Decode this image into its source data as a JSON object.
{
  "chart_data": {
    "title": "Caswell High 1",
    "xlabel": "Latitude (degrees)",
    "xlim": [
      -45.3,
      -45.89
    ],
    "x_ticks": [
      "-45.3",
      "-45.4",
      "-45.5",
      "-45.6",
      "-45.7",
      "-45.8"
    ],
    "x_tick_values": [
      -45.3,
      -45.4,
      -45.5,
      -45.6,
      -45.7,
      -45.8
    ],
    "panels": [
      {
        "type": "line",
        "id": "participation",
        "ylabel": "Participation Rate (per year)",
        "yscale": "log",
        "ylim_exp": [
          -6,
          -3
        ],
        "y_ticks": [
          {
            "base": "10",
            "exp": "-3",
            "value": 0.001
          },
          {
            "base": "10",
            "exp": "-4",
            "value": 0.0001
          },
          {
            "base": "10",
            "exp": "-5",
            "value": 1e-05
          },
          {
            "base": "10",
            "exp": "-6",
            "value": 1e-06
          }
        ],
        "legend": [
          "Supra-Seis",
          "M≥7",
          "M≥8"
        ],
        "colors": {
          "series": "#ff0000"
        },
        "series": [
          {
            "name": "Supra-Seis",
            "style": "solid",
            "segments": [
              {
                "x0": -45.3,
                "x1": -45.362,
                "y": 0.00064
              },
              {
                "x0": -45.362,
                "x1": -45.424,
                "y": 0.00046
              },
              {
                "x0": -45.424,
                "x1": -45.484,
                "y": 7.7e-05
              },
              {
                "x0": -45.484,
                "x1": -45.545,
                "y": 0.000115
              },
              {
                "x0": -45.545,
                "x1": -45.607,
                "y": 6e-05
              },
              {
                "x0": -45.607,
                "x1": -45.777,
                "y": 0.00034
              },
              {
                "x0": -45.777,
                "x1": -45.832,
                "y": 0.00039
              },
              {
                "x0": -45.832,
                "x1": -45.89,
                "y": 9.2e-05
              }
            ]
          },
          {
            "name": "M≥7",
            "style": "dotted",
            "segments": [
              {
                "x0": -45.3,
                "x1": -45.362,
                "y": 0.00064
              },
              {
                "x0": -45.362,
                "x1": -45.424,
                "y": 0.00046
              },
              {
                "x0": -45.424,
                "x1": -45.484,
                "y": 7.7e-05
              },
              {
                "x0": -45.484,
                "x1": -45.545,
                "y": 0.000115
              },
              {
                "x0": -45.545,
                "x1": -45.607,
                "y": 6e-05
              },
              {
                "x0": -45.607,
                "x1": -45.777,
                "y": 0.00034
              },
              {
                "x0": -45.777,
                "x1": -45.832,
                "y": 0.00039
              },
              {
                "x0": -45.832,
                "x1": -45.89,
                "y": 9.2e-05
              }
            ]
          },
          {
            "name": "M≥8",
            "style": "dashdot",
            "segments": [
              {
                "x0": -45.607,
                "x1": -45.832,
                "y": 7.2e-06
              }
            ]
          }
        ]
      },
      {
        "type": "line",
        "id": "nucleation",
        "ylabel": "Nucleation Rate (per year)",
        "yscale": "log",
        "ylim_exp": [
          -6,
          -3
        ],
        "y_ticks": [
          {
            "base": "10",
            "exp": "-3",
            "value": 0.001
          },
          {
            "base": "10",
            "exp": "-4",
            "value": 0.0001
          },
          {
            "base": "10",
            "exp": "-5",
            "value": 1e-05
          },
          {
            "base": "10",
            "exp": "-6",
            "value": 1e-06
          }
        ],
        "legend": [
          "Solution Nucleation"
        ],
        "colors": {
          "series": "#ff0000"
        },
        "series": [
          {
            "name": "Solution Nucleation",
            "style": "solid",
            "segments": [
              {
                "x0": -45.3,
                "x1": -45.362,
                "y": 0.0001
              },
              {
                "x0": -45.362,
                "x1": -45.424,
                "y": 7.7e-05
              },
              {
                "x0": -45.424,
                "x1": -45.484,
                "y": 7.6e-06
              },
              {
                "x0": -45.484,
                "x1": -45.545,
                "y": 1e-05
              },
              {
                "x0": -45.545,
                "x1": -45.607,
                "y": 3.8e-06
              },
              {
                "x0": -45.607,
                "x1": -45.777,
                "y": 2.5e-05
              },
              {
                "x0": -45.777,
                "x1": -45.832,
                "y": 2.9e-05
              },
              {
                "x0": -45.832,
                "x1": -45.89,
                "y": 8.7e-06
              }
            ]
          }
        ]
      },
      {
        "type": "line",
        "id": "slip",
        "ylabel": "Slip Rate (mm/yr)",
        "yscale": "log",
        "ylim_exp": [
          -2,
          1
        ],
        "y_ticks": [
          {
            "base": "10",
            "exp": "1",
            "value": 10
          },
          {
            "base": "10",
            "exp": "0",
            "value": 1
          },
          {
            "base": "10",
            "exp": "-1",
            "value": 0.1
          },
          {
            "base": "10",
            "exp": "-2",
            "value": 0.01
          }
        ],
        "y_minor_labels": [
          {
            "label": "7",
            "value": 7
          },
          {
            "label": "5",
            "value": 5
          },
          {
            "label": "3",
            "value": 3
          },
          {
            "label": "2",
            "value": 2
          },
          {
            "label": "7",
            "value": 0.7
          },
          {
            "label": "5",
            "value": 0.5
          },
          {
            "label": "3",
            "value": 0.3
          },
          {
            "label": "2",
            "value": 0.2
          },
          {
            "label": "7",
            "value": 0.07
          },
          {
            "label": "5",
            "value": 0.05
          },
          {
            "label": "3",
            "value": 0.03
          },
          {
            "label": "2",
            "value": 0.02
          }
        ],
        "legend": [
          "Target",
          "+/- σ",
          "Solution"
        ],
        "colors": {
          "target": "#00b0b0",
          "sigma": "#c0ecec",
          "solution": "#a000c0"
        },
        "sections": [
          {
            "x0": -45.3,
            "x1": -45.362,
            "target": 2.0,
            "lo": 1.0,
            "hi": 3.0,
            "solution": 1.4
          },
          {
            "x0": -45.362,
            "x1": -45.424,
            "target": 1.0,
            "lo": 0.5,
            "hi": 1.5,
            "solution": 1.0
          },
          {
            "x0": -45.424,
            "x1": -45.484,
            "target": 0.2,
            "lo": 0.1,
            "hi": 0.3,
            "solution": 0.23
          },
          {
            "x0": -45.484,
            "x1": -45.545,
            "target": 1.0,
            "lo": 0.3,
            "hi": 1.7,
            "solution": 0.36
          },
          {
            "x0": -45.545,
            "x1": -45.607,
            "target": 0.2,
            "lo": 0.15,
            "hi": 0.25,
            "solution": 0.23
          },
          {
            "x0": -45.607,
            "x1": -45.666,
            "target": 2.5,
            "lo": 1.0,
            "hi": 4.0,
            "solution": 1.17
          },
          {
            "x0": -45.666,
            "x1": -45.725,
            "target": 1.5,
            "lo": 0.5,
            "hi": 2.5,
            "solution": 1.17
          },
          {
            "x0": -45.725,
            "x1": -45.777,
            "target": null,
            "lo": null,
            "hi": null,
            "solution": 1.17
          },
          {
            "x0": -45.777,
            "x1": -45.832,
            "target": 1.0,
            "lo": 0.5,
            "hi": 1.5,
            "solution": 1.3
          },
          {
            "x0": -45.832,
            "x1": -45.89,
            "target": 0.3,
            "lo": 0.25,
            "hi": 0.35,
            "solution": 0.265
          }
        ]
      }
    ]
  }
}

○ ○ ○ ○ ○ ○ ○

__BRIEF__.
Determine how many lines above contain "year" as a word or string. Give the number alone.

__THE SOLUTION__.
2